Spot each line that carries the word "JSON"; copy those lines.
— begin DATA FOR THIS TASK —
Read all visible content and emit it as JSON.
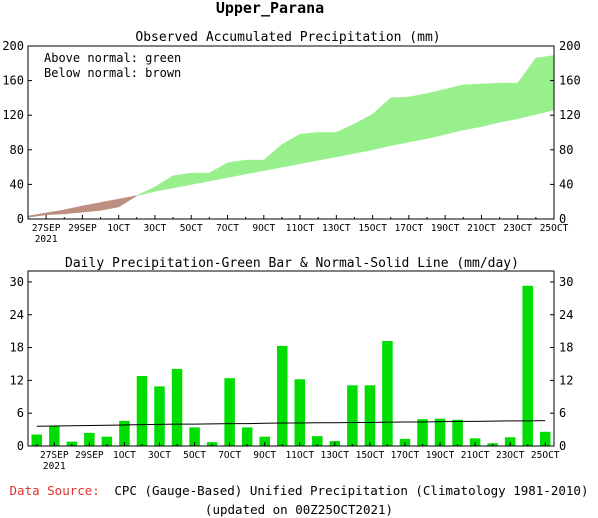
{
  "page": {
    "title": "Upper_Parana",
    "source_label": "Data Source:",
    "source_text": "CPC (Gauge-Based) Unified Precipitation (Climatology 1981-2010)",
    "updated": "(updated on 00Z25OCT2021)",
    "colors": {
      "above": "#98f08c",
      "below": "#bc8f80",
      "bar": "#00dd00",
      "source_label": "#e03030"
    }
  },
  "chart_data": [
    {
      "type": "area",
      "title": "Observed Accumulated Precipitation (mm)",
      "annotations": [
        "Above normal: green",
        "Below normal: brown"
      ],
      "ylim": [
        0,
        200
      ],
      "yticks": [
        0,
        40,
        80,
        120,
        160,
        200
      ],
      "xtick_labels": [
        "27SEP",
        "29SEP",
        "1OCT",
        "3OCT",
        "5OCT",
        "7OCT",
        "9OCT",
        "11OCT",
        "13OCT",
        "15OCT",
        "17OCT",
        "19OCT",
        "21OCT",
        "23OCT",
        "25OCT"
      ],
      "year_label": "2021",
      "x": [
        "26SEP",
        "27SEP",
        "28SEP",
        "29SEP",
        "30SEP",
        "1OCT",
        "2OCT",
        "3OCT",
        "4OCT",
        "5OCT",
        "6OCT",
        "7OCT",
        "8OCT",
        "9OCT",
        "10OCT",
        "11OCT",
        "12OCT",
        "13OCT",
        "14OCT",
        "15OCT",
        "16OCT",
        "17OCT",
        "18OCT",
        "19OCT",
        "20OCT",
        "21OCT",
        "22OCT",
        "23OCT",
        "24OCT",
        "25OCT"
      ],
      "series": [
        {
          "role": "observed",
          "values": [
            2,
            5,
            6,
            8,
            10,
            14,
            27,
            37,
            50,
            53,
            53,
            65,
            68,
            68,
            86,
            98,
            100,
            100,
            110,
            121,
            140,
            141,
            145,
            150,
            155,
            156,
            157,
            157,
            186,
            189
          ]
        },
        {
          "role": "normal",
          "values": [
            3.5,
            7,
            10.5,
            15,
            19,
            23,
            27,
            32,
            36,
            40,
            44,
            48,
            52,
            56,
            60,
            64,
            68,
            72,
            76,
            80,
            85,
            89,
            93,
            98,
            103,
            107,
            112,
            116,
            121,
            126
          ]
        }
      ]
    },
    {
      "type": "bar",
      "title": "Daily Precipitation-Green Bar & Normal-Solid Line (mm/day)",
      "ylim": [
        0,
        32
      ],
      "yticks": [
        0,
        6,
        12,
        18,
        24,
        30
      ],
      "xtick_labels": [
        "27SEP",
        "29SEP",
        "1OCT",
        "3OCT",
        "5OCT",
        "7OCT",
        "9OCT",
        "11OCT",
        "13OCT",
        "15OCT",
        "17OCT",
        "19OCT",
        "21OCT",
        "23OCT",
        "25OCT"
      ],
      "year_label": "2021",
      "x": [
        "26SEP",
        "27SEP",
        "28SEP",
        "29SEP",
        "30SEP",
        "1OCT",
        "2OCT",
        "3OCT",
        "4OCT",
        "5OCT",
        "6OCT",
        "7OCT",
        "8OCT",
        "9OCT",
        "10OCT",
        "11OCT",
        "12OCT",
        "13OCT",
        "14OCT",
        "15OCT",
        "16OCT",
        "17OCT",
        "18OCT",
        "19OCT",
        "20OCT",
        "21OCT",
        "22OCT",
        "23OCT",
        "24OCT",
        "25OCT"
      ],
      "values": [
        2.1,
        3.6,
        0.8,
        2.4,
        1.7,
        4.6,
        12.8,
        10.9,
        14.1,
        3.4,
        0.7,
        12.4,
        3.4,
        1.7,
        18.3,
        12.2,
        1.8,
        0.9,
        11.1,
        11.1,
        19.2,
        1.3,
        4.9,
        5.0,
        4.8,
        1.4,
        0.5,
        1.6,
        29.3,
        2.6
      ],
      "normal": [
        3.6,
        3.65,
        3.7,
        3.75,
        3.8,
        3.85,
        3.9,
        3.95,
        4.0,
        4.0,
        4.05,
        4.1,
        4.1,
        4.15,
        4.2,
        4.2,
        4.25,
        4.25,
        4.3,
        4.3,
        4.35,
        4.4,
        4.4,
        4.45,
        4.5,
        4.5,
        4.55,
        4.6,
        4.6,
        4.65
      ]
    }
  ]
}
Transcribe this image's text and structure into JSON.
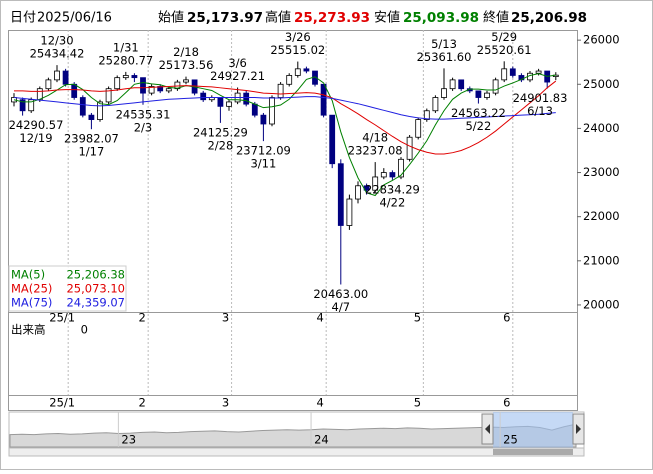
{
  "chart_data": {
    "type": "candlestick",
    "header": {
      "date_label": "日付",
      "date": "2025/06/16",
      "open_label": "始値",
      "open": {
        "value": 25173.97,
        "label": "25,173.97"
      },
      "high_label": "高値",
      "high": {
        "value": 25273.93,
        "label": "25,273.93"
      },
      "low_label": "安値",
      "low": {
        "value": 25093.98,
        "label": "25,093.98"
      },
      "close_label": "終値",
      "close": {
        "value": 25206.98,
        "label": "25,206.98"
      }
    },
    "up_color": "#ffffff",
    "down_color": "#000080",
    "open": [
      24600,
      24650,
      24400,
      24650,
      24900,
      25100,
      25300,
      25000,
      24700,
      24300,
      24200,
      24600,
      24900,
      25150,
      25200,
      25150,
      24800,
      24950,
      24850,
      24900,
      25050,
      25100,
      24800,
      24650,
      24700,
      24500,
      24600,
      24800,
      24550,
      24300,
      24100,
      24700,
      25000,
      25200,
      25350,
      25300,
      25000,
      24300,
      23200,
      21800,
      22400,
      22700,
      22600,
      22900,
      23000,
      22900,
      23300,
      23800,
      24200,
      24400,
      24700,
      24900,
      25100,
      24900,
      24850,
      24700,
      24800,
      25100,
      25350,
      25200,
      25100,
      25250,
      25300,
      25173.97
    ],
    "high": [
      24800,
      24700,
      24700,
      24950,
      25150,
      25434.42,
      25350,
      25050,
      24750,
      24350,
      24650,
      24950,
      25200,
      25280.77,
      25250,
      25150,
      25000,
      25000,
      24950,
      25100,
      25173.56,
      25100,
      24850,
      24750,
      24700,
      24650,
      24927.21,
      24850,
      24600,
      24350,
      24750,
      25050,
      25250,
      25515.02,
      25400,
      25300,
      25000,
      24300,
      23300,
      22500,
      22800,
      22750,
      23237.08,
      23100,
      23050,
      23350,
      23850,
      24250,
      24450,
      24750,
      25361.6,
      25150,
      25100,
      24950,
      24850,
      24850,
      25150,
      25520.61,
      25400,
      25250,
      25300,
      25350,
      25300,
      25273.93
    ],
    "low": [
      24500,
      24290.57,
      24350,
      24600,
      24850,
      25050,
      24950,
      24650,
      24250,
      23982.07,
      24150,
      24550,
      24850,
      25100,
      25050,
      24535.31,
      24750,
      24800,
      24800,
      24850,
      25000,
      24750,
      24600,
      24600,
      24125.29,
      24400,
      24550,
      24500,
      24250,
      23712.09,
      24050,
      24650,
      24950,
      25150,
      25250,
      24950,
      24250,
      23100,
      20463.0,
      21700,
      22300,
      22500,
      22550,
      22850,
      22834.29,
      22850,
      23250,
      23750,
      24150,
      24350,
      24650,
      24850,
      24850,
      24800,
      24563.22,
      24650,
      24750,
      25050,
      25150,
      25050,
      25050,
      25200,
      24901.83,
      25093.98
    ],
    "close": [
      24700,
      24400,
      24650,
      24900,
      25100,
      25300,
      25000,
      24700,
      24300,
      24200,
      24600,
      24900,
      25150,
      25200,
      25150,
      24800,
      24950,
      24850,
      24900,
      25050,
      25100,
      24800,
      24650,
      24700,
      24500,
      24600,
      24800,
      24550,
      24300,
      24100,
      24700,
      25000,
      25200,
      25350,
      25300,
      25000,
      24300,
      23200,
      21800,
      22400,
      22700,
      22600,
      22900,
      23000,
      22900,
      23300,
      23800,
      24200,
      24400,
      24700,
      24900,
      25100,
      24900,
      24850,
      24700,
      24800,
      25100,
      25350,
      25200,
      25100,
      25250,
      25300,
      25050,
      25206.98
    ],
    "series": [
      {
        "name": "MA(5)",
        "color": "#008000",
        "legend_value": {
          "value": 25206.38,
          "label": "25,206.38"
        },
        "values": [
          24650,
          24600,
          24600,
          24660,
          24750,
          24870,
          24990,
          25000,
          24880,
          24700,
          24560,
          24540,
          24630,
          24810,
          25000,
          25040,
          25010,
          24990,
          24930,
          24910,
          24970,
          24940,
          24900,
          24860,
          24750,
          24650,
          24650,
          24630,
          24550,
          24470,
          24490,
          24530,
          24660,
          24870,
          25110,
          25170,
          25030,
          24630,
          23920,
          23340,
          22880,
          22540,
          22480,
          22720,
          22820,
          22940,
          23180,
          23440,
          23720,
          24080,
          24400,
          24660,
          24800,
          24890,
          24890,
          24870,
          24870,
          24960,
          25030,
          25110,
          25200,
          25240,
          25180,
          25206.38
        ]
      },
      {
        "name": "MA(25)",
        "color": "#e00000",
        "legend_value": {
          "value": 25073.1,
          "label": "25,073.10"
        },
        "values": [
          24850,
          24850,
          24840,
          24840,
          24850,
          24870,
          24880,
          24880,
          24870,
          24850,
          24840,
          24850,
          24870,
          24900,
          24920,
          24920,
          24930,
          24940,
          24950,
          24960,
          24970,
          24960,
          24950,
          24940,
          24920,
          24900,
          24880,
          24860,
          24830,
          24800,
          24790,
          24780,
          24790,
          24800,
          24810,
          24800,
          24760,
          24690,
          24560,
          24450,
          24330,
          24200,
          24080,
          23950,
          23820,
          23700,
          23600,
          23520,
          23460,
          23420,
          23420,
          23450,
          23500,
          23580,
          23680,
          23800,
          23940,
          24100,
          24260,
          24420,
          24580,
          24740,
          24920,
          25073.1
        ]
      },
      {
        "name": "MA(75)",
        "color": "#2020e0",
        "legend_value": {
          "value": 24359.07,
          "label": "24,359.07"
        },
        "values": [
          24700,
          24680,
          24660,
          24640,
          24620,
          24600,
          24580,
          24560,
          24540,
          24520,
          24510,
          24520,
          24540,
          24560,
          24580,
          24600,
          24620,
          24640,
          24660,
          24670,
          24680,
          24690,
          24700,
          24700,
          24700,
          24700,
          24700,
          24700,
          24700,
          24690,
          24690,
          24690,
          24700,
          24710,
          24720,
          24720,
          24700,
          24680,
          24640,
          24600,
          24560,
          24510,
          24460,
          24410,
          24360,
          24310,
          24270,
          24240,
          24220,
          24210,
          24210,
          24220,
          24230,
          24240,
          24250,
          24260,
          24270,
          24280,
          24290,
          24300,
          24310,
          24320,
          24340,
          24359.07
        ]
      }
    ],
    "ylim": [
      19840,
      26230
    ],
    "yticks": [
      20000,
      21000,
      22000,
      23000,
      24000,
      25000,
      26000
    ],
    "xticks": [
      {
        "value": 6.3,
        "label": "25/1"
      },
      {
        "value": 15.6,
        "label": "2"
      },
      {
        "value": 25.3,
        "label": "3"
      },
      {
        "value": 36.3,
        "label": "4"
      },
      {
        "value": 47.6,
        "label": "5"
      },
      {
        "value": 58,
        "label": "6"
      }
    ],
    "annotations": [
      {
        "date": "12/19",
        "value": 24290.57
      },
      {
        "date": "12/30",
        "value": 25434.42
      },
      {
        "date": "1/17",
        "value": 23982.07
      },
      {
        "date": "1/31",
        "value": 25280.77
      },
      {
        "date": "2/3",
        "value": 24535.31
      },
      {
        "date": "2/18",
        "value": 25173.56
      },
      {
        "date": "2/28",
        "value": 24125.29
      },
      {
        "date": "3/6",
        "value": 24927.21
      },
      {
        "date": "3/11",
        "value": 23712.09
      },
      {
        "date": "3/26",
        "value": 25515.02
      },
      {
        "date": "4/7",
        "value": {
          "value": 20463,
          "label": "20463.00"
        }
      },
      {
        "date": "4/18",
        "value": 23237.08
      },
      {
        "date": "4/22",
        "value": 22834.29
      },
      {
        "date": "5/13",
        "value": {
          "value": 25361.6,
          "label": "25361.60"
        }
      },
      {
        "date": "5/22",
        "value": 24563.22
      },
      {
        "date": "5/29",
        "value": 25520.61
      },
      {
        "date": "6/13",
        "value": 24901.83
      }
    ],
    "volume": {
      "label": "出来高",
      "yticks": [
        0
      ]
    },
    "navigator": {
      "color": "#999999",
      "ylim": [
        19000,
        27000
      ],
      "xticks": [
        {
          "value": 9,
          "label": "23"
        },
        {
          "value": 25,
          "label": "24"
        },
        {
          "value": 40.7,
          "label": "25"
        }
      ],
      "values": [
        22300,
        22400,
        22300,
        22500,
        22600,
        22400,
        22500,
        22700,
        22800,
        22600,
        22700,
        22900,
        23000,
        22800,
        22900,
        23100,
        23200,
        23300,
        23100,
        23000,
        23200,
        23400,
        23500,
        23600,
        23500,
        23600,
        23800,
        23700,
        23600,
        23800,
        23900,
        24000,
        23900,
        24100,
        24000,
        23800,
        23900,
        24000,
        24100,
        24200,
        24300,
        24200,
        24400,
        24500,
        24200,
        23500,
        24400,
        25100
      ]
    }
  }
}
— end DATA FOR THIS TASK —
* FINAL ANSWER:
Read all visible content and emit it as JSON.
Transcribe this image's text and structure into JSON.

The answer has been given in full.